Of the lines below, count those containing the word "LIMITED". Reply with the number alone.

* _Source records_
(begin)
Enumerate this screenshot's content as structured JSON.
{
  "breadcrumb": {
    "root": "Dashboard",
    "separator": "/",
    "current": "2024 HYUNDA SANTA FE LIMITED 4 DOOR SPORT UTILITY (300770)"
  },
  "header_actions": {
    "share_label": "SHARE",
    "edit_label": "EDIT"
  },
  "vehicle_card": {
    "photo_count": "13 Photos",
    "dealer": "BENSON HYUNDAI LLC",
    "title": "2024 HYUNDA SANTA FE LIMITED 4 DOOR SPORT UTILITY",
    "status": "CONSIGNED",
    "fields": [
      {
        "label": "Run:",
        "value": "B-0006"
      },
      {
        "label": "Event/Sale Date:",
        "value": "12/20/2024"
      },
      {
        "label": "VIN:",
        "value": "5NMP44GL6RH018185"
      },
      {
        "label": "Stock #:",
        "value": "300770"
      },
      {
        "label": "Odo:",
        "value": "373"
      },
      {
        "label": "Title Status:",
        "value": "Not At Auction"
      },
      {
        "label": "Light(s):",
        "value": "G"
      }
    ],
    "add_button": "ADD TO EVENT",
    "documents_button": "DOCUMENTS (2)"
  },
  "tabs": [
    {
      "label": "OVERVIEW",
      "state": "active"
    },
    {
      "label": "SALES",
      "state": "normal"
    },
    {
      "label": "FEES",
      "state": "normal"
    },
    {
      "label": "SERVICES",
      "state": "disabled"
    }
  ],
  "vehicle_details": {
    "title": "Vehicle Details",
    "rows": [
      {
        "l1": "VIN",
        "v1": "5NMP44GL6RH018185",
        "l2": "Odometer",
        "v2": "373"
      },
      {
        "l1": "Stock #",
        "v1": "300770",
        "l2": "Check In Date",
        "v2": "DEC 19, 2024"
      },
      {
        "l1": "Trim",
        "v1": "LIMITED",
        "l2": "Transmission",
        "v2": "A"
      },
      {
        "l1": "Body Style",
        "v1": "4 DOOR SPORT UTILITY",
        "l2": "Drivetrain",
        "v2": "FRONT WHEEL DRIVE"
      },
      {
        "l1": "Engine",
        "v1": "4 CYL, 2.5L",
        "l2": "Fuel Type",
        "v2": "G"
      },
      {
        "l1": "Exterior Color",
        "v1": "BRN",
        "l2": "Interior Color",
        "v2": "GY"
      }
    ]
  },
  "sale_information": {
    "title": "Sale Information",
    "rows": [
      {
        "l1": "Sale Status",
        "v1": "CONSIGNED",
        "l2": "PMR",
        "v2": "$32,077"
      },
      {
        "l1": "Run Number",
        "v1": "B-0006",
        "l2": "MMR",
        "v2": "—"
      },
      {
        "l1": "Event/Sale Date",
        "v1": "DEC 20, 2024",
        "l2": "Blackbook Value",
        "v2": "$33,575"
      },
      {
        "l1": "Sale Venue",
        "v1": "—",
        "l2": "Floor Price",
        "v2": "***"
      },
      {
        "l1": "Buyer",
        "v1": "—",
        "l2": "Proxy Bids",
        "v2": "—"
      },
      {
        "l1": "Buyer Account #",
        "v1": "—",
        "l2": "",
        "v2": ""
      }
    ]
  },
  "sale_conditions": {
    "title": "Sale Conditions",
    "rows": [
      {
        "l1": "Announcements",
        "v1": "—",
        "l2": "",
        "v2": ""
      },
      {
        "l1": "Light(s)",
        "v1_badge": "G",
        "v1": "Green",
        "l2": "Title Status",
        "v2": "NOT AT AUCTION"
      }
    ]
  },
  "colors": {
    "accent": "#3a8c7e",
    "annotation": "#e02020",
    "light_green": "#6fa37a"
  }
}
(end)
* _Solved problem_
3